__Given exercise__:
Every line in the listing is to be echoed verbatim.
* * * * *
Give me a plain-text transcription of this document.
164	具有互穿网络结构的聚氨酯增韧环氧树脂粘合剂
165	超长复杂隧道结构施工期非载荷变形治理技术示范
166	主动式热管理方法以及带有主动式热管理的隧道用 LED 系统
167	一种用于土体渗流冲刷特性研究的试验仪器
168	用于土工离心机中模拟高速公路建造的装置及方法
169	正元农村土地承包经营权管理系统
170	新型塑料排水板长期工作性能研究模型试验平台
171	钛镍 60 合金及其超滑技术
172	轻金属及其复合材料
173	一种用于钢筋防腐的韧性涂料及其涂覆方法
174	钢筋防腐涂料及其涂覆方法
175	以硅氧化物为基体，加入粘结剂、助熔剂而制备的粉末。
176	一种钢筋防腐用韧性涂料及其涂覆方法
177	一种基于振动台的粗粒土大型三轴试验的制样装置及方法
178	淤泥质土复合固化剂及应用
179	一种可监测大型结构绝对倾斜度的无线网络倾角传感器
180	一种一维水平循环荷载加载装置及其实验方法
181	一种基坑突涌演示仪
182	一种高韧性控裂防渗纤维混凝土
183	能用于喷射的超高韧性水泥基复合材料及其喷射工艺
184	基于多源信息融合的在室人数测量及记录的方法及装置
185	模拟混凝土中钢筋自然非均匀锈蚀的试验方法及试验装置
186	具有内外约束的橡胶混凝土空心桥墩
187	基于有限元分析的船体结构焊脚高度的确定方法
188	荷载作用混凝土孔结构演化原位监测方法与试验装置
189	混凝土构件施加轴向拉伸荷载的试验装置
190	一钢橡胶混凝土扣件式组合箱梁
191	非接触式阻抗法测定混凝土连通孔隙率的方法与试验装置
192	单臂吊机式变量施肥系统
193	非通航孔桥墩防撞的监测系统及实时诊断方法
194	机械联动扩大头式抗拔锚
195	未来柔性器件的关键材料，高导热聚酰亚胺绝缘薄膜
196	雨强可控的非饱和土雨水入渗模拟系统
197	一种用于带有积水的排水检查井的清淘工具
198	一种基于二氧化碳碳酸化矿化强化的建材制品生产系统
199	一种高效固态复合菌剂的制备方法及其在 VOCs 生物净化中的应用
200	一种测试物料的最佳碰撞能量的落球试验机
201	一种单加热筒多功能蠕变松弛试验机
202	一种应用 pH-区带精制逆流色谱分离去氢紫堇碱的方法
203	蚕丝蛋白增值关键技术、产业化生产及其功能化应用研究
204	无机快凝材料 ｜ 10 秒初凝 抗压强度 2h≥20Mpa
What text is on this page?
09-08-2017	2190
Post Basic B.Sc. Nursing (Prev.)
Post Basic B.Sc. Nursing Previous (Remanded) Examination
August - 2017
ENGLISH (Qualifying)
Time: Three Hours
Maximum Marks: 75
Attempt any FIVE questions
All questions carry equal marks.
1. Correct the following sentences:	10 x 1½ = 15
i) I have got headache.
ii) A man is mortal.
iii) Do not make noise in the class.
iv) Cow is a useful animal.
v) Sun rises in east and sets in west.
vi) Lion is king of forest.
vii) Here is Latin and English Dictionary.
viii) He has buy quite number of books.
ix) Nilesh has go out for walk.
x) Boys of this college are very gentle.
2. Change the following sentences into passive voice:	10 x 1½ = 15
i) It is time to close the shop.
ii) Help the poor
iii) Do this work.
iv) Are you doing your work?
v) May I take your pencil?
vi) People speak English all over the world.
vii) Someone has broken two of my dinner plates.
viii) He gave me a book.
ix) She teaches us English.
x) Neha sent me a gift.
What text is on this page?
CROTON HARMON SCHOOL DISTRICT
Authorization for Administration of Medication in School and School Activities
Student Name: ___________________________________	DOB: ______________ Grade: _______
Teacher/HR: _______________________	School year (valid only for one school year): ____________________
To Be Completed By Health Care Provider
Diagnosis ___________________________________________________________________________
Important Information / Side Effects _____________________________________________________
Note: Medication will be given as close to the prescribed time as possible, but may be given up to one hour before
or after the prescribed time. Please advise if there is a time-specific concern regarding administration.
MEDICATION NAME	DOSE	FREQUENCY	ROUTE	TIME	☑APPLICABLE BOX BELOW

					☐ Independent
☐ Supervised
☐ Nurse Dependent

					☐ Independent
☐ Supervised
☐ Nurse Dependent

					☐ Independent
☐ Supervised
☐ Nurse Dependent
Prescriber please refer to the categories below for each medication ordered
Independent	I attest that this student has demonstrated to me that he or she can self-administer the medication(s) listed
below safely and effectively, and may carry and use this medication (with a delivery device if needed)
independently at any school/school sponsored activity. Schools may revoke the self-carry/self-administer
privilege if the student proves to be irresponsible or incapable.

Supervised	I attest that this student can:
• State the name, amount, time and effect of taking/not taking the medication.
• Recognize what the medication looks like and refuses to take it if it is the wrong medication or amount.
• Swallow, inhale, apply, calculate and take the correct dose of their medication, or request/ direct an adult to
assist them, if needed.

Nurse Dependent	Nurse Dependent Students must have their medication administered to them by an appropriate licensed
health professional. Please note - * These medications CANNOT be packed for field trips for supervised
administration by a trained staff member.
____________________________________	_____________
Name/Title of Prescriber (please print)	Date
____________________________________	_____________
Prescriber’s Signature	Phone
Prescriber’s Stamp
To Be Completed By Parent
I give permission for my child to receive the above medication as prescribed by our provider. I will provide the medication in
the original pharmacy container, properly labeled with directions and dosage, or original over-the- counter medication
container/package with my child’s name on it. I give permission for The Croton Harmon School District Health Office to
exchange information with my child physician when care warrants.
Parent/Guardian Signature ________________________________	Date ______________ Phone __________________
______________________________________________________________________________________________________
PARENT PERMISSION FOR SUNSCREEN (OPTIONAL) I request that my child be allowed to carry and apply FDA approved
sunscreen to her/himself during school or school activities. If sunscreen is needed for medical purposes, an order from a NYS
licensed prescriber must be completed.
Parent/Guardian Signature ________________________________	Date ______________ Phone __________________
* * * * *
__Result__:
Give me a plain-text transcription of this document.
164	具有互穿网络结构的聚氨酯增韧环氧树脂粘合剂
165	超长复杂隧道结构施工期非载荷变形治理技术示范
166	主动式热管理方法以及带有主动式热管理的隧道用 LED 系统
167	一种用于土体渗流冲刷特性研究的试验仪器
168	用于土工离心机中模拟高速公路建造的装置及方法
169	正元农村土地承包经营权管理系统
170	新型塑料排水板长期工作性能研究模型试验平台
171	钛镍 60 合金及其超滑技术
172	轻金属及其复合材料
173	一种用于钢筋防腐的韧性涂料及其涂覆方法
174	钢筋防腐涂料及其涂覆方法
175	以硅氧化物为基体，加入粘结剂、助熔剂而制备的粉末。
176	一种钢筋防腐用韧性涂料及其涂覆方法
177	一种基于振动台的粗粒土大型三轴试验的制样装置及方法
178	淤泥质土复合固化剂及应用
179	一种可监测大型结构绝对倾斜度的无线网络倾角传感器
180	一种一维水平循环荷载加载装置及其实验方法
181	一种基坑突涌演示仪
182	一种高韧性控裂防渗纤维混凝土
183	能用于喷射的超高韧性水泥基复合材料及其喷射工艺
184	基于多源信息融合的在室人数测量及记录的方法及装置
185	模拟混凝土中钢筋自然非均匀锈蚀的试验方法及试验装置
186	具有内外约束的橡胶混凝土空心桥墩
187	基于有限元分析的船体结构焊脚高度的确定方法
188	荷载作用混凝土孔结构演化原位监测方法与试验装置
189	混凝土构件施加轴向拉伸荷载的试验装置
190	一钢橡胶混凝土扣件式组合箱梁
191	非接触式阻抗法测定混凝土连通孔隙率的方法与试验装置
192	单臂吊机式变量施肥系统
193	非通航孔桥墩防撞的监测系统及实时诊断方法
194	机械联动扩大头式抗拔锚
195	未来柔性器件的关键材料，高导热聚酰亚胺绝缘薄膜
196	雨强可控的非饱和土雨水入渗模拟系统
197	一种用于带有积水的排水检查井的清淘工具
198	一种基于二氧化碳碳酸化矿化强化的建材制品生产系统
199	一种高效固态复合菌剂的制备方法及其在 VOCs 生物净化中的应用
200	一种测试物料的最佳碰撞能量的落球试验机
201	一种单加热筒多功能蠕变松弛试验机
202	一种应用 pH-区带精制逆流色谱分离去氢紫堇碱的方法
203	蚕丝蛋白增值关键技术、产业化生产及其功能化应用研究
204	无机快凝材料 ｜ 10 秒初凝 抗压强度 2h≥20Mpa
What text is on this page?
09-08-2017	2190
Post Basic B.Sc. Nursing (Prev.)
Post Basic B.Sc. Nursing Previous (Remanded) Examination
August - 2017
ENGLISH (Qualifying)
Time: Three Hours
Maximum Marks: 75
Attempt any FIVE questions
All questions carry equal marks.
1. Correct the following sentences:	10 x 1½ = 15
i) I have got headache.
ii) A man is mortal.
iii) Do not make noise in the class.
iv) Cow is a useful animal.
v) Sun rises in east and sets in west.
vi) Lion is king of forest.
vii) Here is Latin and English Dictionary.
viii) He has buy quite number of books.
ix) Nilesh has go out for walk.
x) Boys of this college are very gentle.
2. Change the following sentences into passive voice:	10 x 1½ = 15
i) It is time to close the shop.
ii) Help the poor
iii) Do this work.
iv) Are you doing your work?
v) May I take your pencil?
vi) People speak English all over the world.
vii) Someone has broken two of my dinner plates.
viii) He gave me a book.
ix) She teaches us English.
x) Neha sent me a gift.
What text is on this page?
CROTON HARMON SCHOOL DISTRICT
Authorization for Administration of Medication in School and School Activities
Student Name: ___________________________________	DOB: ______________ Grade: _______
Teacher/HR: _______________________	School year (valid only for one school year): ____________________
To Be Completed By Health Care Provider
Diagnosis ___________________________________________________________________________
Important Information / Side Effects _____________________________________________________
Note: Medication will be given as close to the prescribed time as possible, but may be given up to one hour before
or after the prescribed time. Please advise if there is a time-specific concern regarding administration.
MEDICATION NAME	DOSE	FREQUENCY	ROUTE	TIME	☑APPLICABLE BOX BELOW

					☐ Independent
☐ Supervised
☐ Nurse Dependent

					☐ Independent
☐ Supervised
☐ Nurse Dependent

					☐ Independent
☐ Supervised
☐ Nurse Dependent
Prescriber please refer to the categories below for each medication ordered
Independent	I attest that this student has demonstrated to me that he or she can self-administer the medication(s) listed
below safely and effectively, and may carry and use this medication (with a delivery device if needed)
independently at any school/school sponsored activity. Schools may revoke the self-carry/self-administer
privilege if the student proves to be irresponsible or incapable.

Supervised	I attest that this student can:
• State the name, amount, time and effect of taking/not taking the medication.
• Recognize what the medication looks like and refuses to take it if it is the wrong medication or amount.
• Swallow, inhale, apply, calculate and take the correct dose of their medication, or request/ direct an adult to
assist them, if needed.

Nurse Dependent	Nurse Dependent Students must have their medication administered to them by an appropriate licensed
health professional. Please note - * These medications CANNOT be packed for field trips for supervised
administration by a trained staff member.
____________________________________	_____________
Name/Title of Prescriber (please print)	Date
____________________________________	_____________
Prescriber’s Signature	Phone
Prescriber’s Stamp
To Be Completed By Parent
I give permission for my child to receive the above medication as prescribed by our provider. I will provide the medication in
the original pharmacy container, properly labeled with directions and dosage, or original over-the- counter medication
container/package with my child’s name on it. I give permission for The Croton Harmon School District Health Office to
exchange information with my child physician when care warrants.
Parent/Guardian Signature ________________________________	Date ______________ Phone __________________
______________________________________________________________________________________________________
PARENT PERMISSION FOR SUNSCREEN (OPTIONAL) I request that my child be allowed to carry and apply FDA approved
sunscreen to her/himself during school or school activities. If sunscreen is needed for medical purposes, an order from a NYS
licensed prescriber must be completed.
Parent/Guardian Signature ________________________________	Date ______________ Phone __________________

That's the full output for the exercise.